▶ _SUPPLIED INFORMATION_

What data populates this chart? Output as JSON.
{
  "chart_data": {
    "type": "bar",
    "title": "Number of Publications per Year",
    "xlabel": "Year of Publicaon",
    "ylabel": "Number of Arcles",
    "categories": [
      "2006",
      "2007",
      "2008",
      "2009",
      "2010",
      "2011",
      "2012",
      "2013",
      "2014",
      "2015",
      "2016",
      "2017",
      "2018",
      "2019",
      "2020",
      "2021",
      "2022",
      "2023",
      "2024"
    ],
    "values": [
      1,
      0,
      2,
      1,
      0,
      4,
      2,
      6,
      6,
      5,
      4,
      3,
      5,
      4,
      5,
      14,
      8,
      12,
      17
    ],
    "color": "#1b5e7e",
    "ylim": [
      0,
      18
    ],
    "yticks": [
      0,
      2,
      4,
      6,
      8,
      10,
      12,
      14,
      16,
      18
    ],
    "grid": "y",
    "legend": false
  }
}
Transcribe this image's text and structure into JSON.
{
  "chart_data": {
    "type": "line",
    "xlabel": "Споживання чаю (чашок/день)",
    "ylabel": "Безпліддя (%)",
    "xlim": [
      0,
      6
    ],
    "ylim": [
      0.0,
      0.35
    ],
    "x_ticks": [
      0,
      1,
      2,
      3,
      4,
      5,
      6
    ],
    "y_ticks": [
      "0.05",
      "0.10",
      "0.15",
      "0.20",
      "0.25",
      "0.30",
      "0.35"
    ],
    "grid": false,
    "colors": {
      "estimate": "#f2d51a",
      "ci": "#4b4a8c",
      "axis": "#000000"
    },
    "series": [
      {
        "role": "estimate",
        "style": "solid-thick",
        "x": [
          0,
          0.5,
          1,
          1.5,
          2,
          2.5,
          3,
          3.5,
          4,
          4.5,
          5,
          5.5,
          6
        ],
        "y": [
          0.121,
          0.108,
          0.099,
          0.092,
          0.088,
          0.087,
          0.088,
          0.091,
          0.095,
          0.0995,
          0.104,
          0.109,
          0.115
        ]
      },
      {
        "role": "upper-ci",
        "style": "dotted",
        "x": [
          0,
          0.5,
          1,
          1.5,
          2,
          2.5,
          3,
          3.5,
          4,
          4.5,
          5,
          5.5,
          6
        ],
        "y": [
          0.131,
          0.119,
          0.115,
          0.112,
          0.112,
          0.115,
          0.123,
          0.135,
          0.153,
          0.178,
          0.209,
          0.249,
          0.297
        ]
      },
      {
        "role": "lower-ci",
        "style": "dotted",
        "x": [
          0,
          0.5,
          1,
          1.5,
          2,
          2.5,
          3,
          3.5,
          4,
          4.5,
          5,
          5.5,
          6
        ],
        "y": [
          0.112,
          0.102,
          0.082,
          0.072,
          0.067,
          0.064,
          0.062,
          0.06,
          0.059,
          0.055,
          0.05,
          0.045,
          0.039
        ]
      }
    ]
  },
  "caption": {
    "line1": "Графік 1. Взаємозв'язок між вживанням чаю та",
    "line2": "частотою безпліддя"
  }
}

▶ _EXERCISE GOAL_
Reproduce the records in full, exactly as written.

▶ _FINISHED TASK_
What data populates this chart? Output as JSON.
{
  "chart_data": {
    "type": "bar",
    "title": "Number of Publications per Year",
    "xlabel": "Year of Publicaon",
    "ylabel": "Number of Arcles",
    "categories": [
      "2006",
      "2007",
      "2008",
      "2009",
      "2010",
      "2011",
      "2012",
      "2013",
      "2014",
      "2015",
      "2016",
      "2017",
      "2018",
      "2019",
      "2020",
      "2021",
      "2022",
      "2023",
      "2024"
    ],
    "values": [
      1,
      0,
      2,
      1,
      0,
      4,
      2,
      6,
      6,
      5,
      4,
      3,
      5,
      4,
      5,
      14,
      8,
      12,
      17
    ],
    "color": "#1b5e7e",
    "ylim": [
      0,
      18
    ],
    "yticks": [
      0,
      2,
      4,
      6,
      8,
      10,
      12,
      14,
      16,
      18
    ],
    "grid": "y",
    "legend": false
  }
}
Transcribe this image's text and structure into JSON.
{
  "chart_data": {
    "type": "line",
    "xlabel": "Споживання чаю (чашок/день)",
    "ylabel": "Безпліддя (%)",
    "xlim": [
      0,
      6
    ],
    "ylim": [
      0.0,
      0.35
    ],
    "x_ticks": [
      0,
      1,
      2,
      3,
      4,
      5,
      6
    ],
    "y_ticks": [
      "0.05",
      "0.10",
      "0.15",
      "0.20",
      "0.25",
      "0.30",
      "0.35"
    ],
    "grid": false,
    "colors": {
      "estimate": "#f2d51a",
      "ci": "#4b4a8c",
      "axis": "#000000"
    },
    "series": [
      {
        "role": "estimate",
        "style": "solid-thick",
        "x": [
          0,
          0.5,
          1,
          1.5,
          2,
          2.5,
          3,
          3.5,
          4,
          4.5,
          5,
          5.5,
          6
        ],
        "y": [
          0.121,
          0.108,
          0.099,
          0.092,
          0.088,
          0.087,
          0.088,
          0.091,
          0.095,
          0.0995,
          0.104,
          0.109,
          0.115
        ]
      },
      {
        "role": "upper-ci",
        "style": "dotted",
        "x": [
          0,
          0.5,
          1,
          1.5,
          2,
          2.5,
          3,
          3.5,
          4,
          4.5,
          5,
          5.5,
          6
        ],
        "y": [
          0.131,
          0.119,
          0.115,
          0.112,
          0.112,
          0.115,
          0.123,
          0.135,
          0.153,
          0.178,
          0.209,
          0.249,
          0.297
        ]
      },
      {
        "role": "lower-ci",
        "style": "dotted",
        "x": [
          0,
          0.5,
          1,
          1.5,
          2,
          2.5,
          3,
          3.5,
          4,
          4.5,
          5,
          5.5,
          6
        ],
        "y": [
          0.112,
          0.102,
          0.082,
          0.072,
          0.067,
          0.064,
          0.062,
          0.06,
          0.059,
          0.055,
          0.05,
          0.045,
          0.039
        ]
      }
    ]
  },
  "caption": {
    "line1": "Графік 1. Взаємозв'язок між вживанням чаю та",
    "line2": "частотою безпліддя"
  }
}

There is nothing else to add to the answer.